>> Start Records supplied
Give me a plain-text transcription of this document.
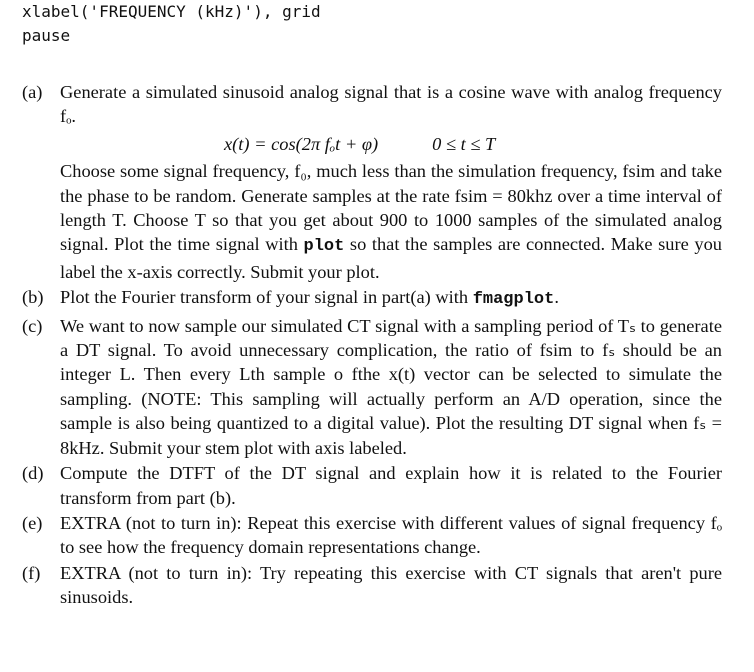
xlabel('FREQUENCY (kHz)'), grid
pause
(a) Generate a simulated sinusoid analog signal that is a cosine wave with analog frequency fₒ.
x(t) = cos(2π fₒt + φ)	0 ≤ t ≤ T
Choose some signal frequency, f₀, much less than the simulation frequency, fsim and take the phase to be random. Generate samples at the rate fsim = 80khz over a time interval of length T. Choose T so that you get about 900 to 1000 samples of the simulated analog signal. Plot the time signal with plot so that the samples are connected. Make sure you label the x-axis correctly. Submit your plot.
(b) Plot the Fourier transform of your signal in part(a) with fmagplot.
(c) We want to now sample our simulated CT signal with a sampling period of Tₛ to generate a DT signal. To avoid unnecessary complication, the ratio of fsim to fₛ should be an integer L. Then every Lth sample o fthe x(t) vector can be selected to simulate the sampling. (NOTE: This sampling will actually perform an A/D operation, since the sample is also being quantized to a digital value). Plot the resulting DT signal when fₛ = 8kHz. Submit your stem plot with axis labeled.
(d) Compute the DTFT of the DT signal and explain how it is related to the Fourier transform from part (b).
(e) EXTRA (not to turn in): Repeat this exercise with different values of signal frequency fₒ to see how the frequency domain representations change.
(f)	EXTRA (not to turn in): Try repeating this exercise with CT signals that aren't pure sinusoids.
>> End Records supplied
[The exercise] Search the preceding listing for "Fourier" and extract every line where it is found.

[Output for this task]
(b) Plot the Fourier transform of your signal in part(a) with fmagplot.
(d) Compute the DTFT of the DT signal and explain how it is related to the Fourier transform from part (b).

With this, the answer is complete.